§ **GOAL**: Below are the entries; state how many of their lines contain the string "screenshot", and nothing more.

§ **GIVEN RECORDS**:
----------------

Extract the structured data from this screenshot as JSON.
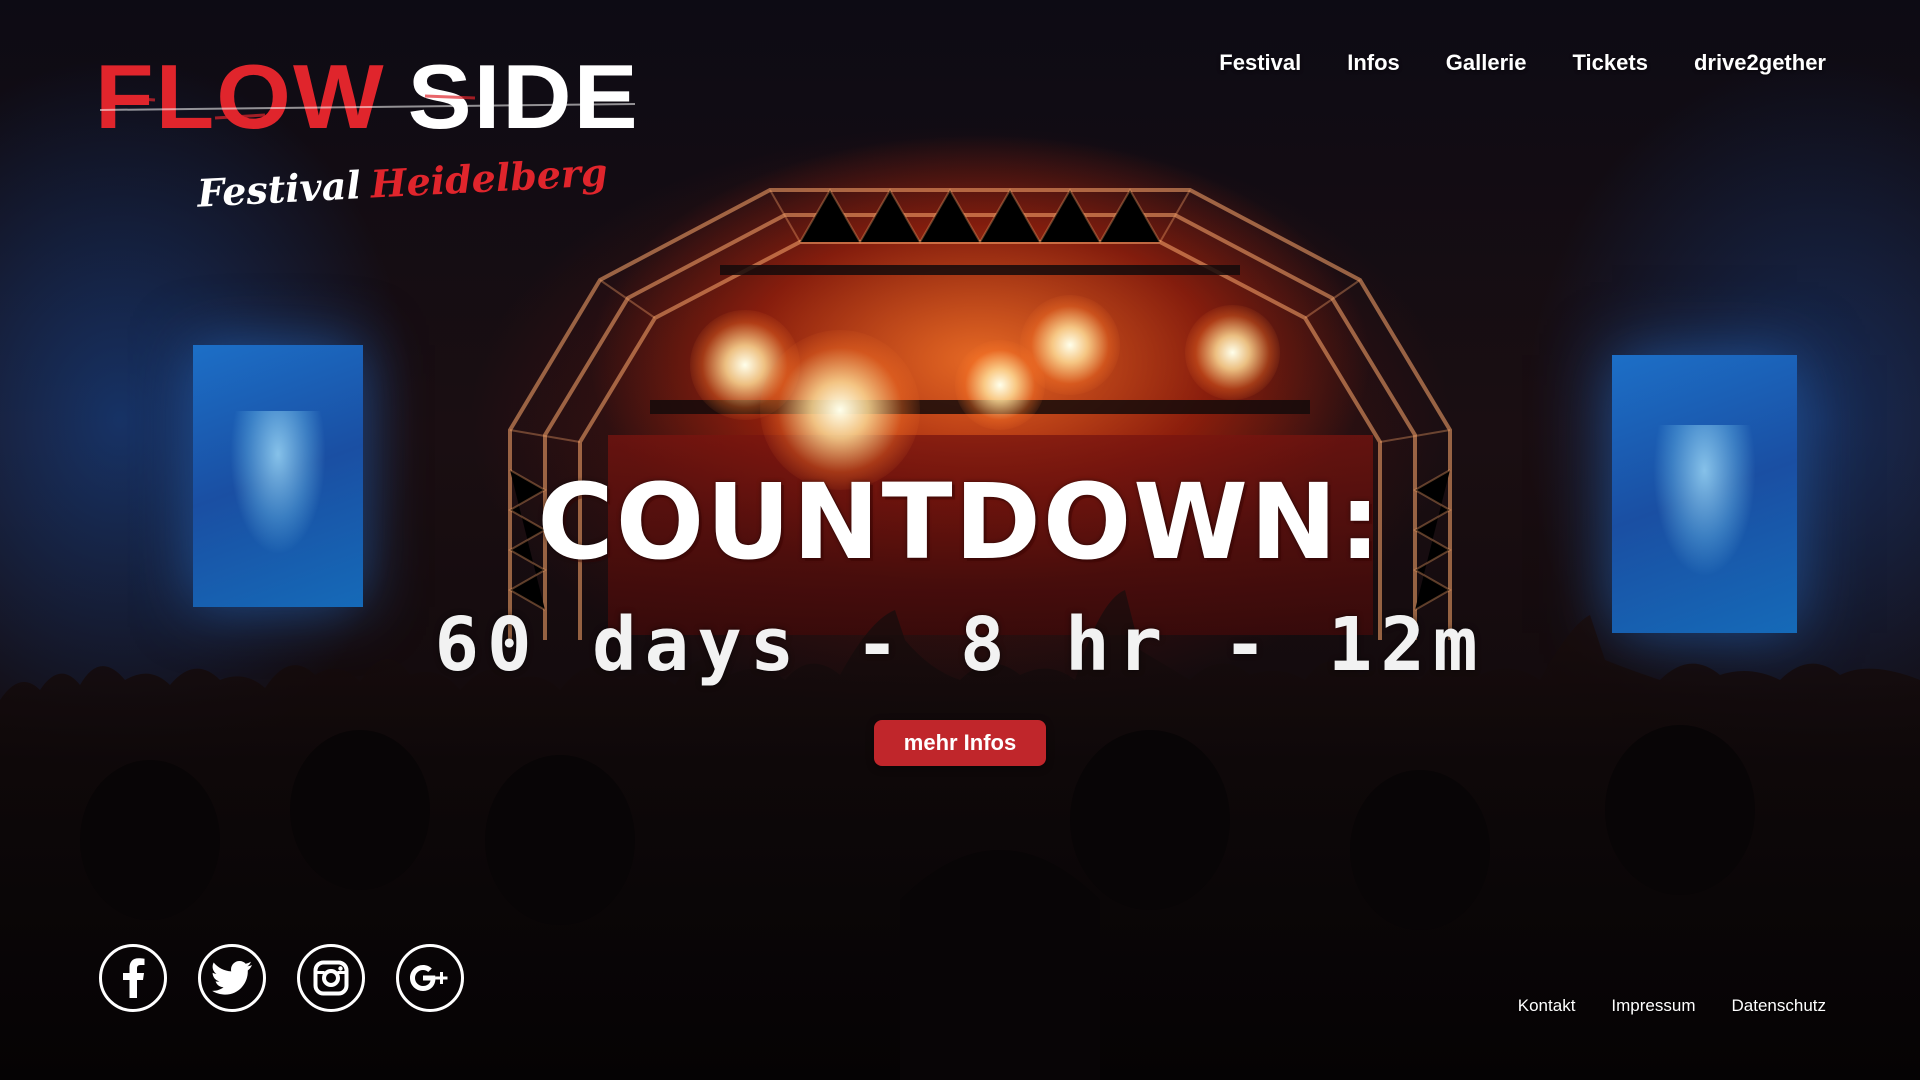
{
  "brand": {
    "name_part1": "FLOW",
    "name_part2": "SIDE",
    "tagline_part1": "Festival",
    "tagline_part2": "Heidelberg",
    "colors": {
      "red": "#e0252c",
      "white": "#ffffff",
      "button": "#c0262b"
    }
  },
  "nav": {
    "items": [
      {
        "label": "Festival"
      },
      {
        "label": "Infos"
      },
      {
        "label": "Gallerie"
      },
      {
        "label": "Tickets"
      },
      {
        "label": "drive2gether"
      }
    ]
  },
  "hero": {
    "title": "COUNTDOWN:",
    "countdown": "60 days - 8 hr - 12m",
    "cta_label": "mehr Infos"
  },
  "social": {
    "icons": [
      "facebook-icon",
      "twitter-icon",
      "instagram-icon",
      "google-plus-icon"
    ]
  },
  "footer": {
    "links": [
      {
        "label": "Kontakt"
      },
      {
        "label": "Impressum"
      },
      {
        "label": "Datenschutz"
      }
    ]
  }
}
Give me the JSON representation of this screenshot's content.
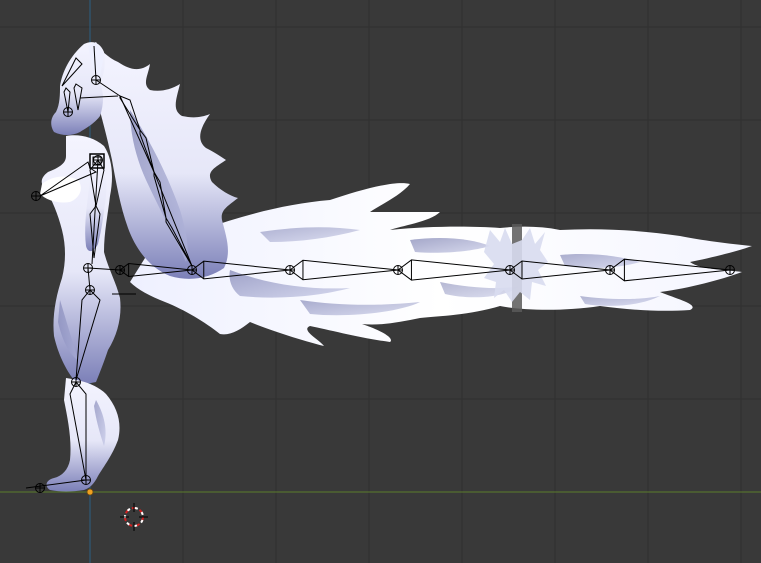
{
  "viewport": {
    "view": "Right Ortho",
    "background_color": "#393939",
    "grid_color": "#2f2f2f",
    "axis_x_color": "#5c7d2c",
    "axis_z_color": "#2c5f83",
    "mesh_light_color": "#f4f4ff",
    "mesh_shade_color": "#4a4f8a",
    "armature_color": "#000000",
    "origin_color": "#f0a020",
    "cursor_ring_color": "#d22020",
    "cursor_cross_color": "#000000"
  },
  "scene": {
    "model": "furry-character-mesh",
    "armature": "character-armature",
    "tail_bones": 6,
    "spine_bones": 5,
    "leg_bones": 3
  }
}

----------------

§ **EXPECTED OUTPUT**: 2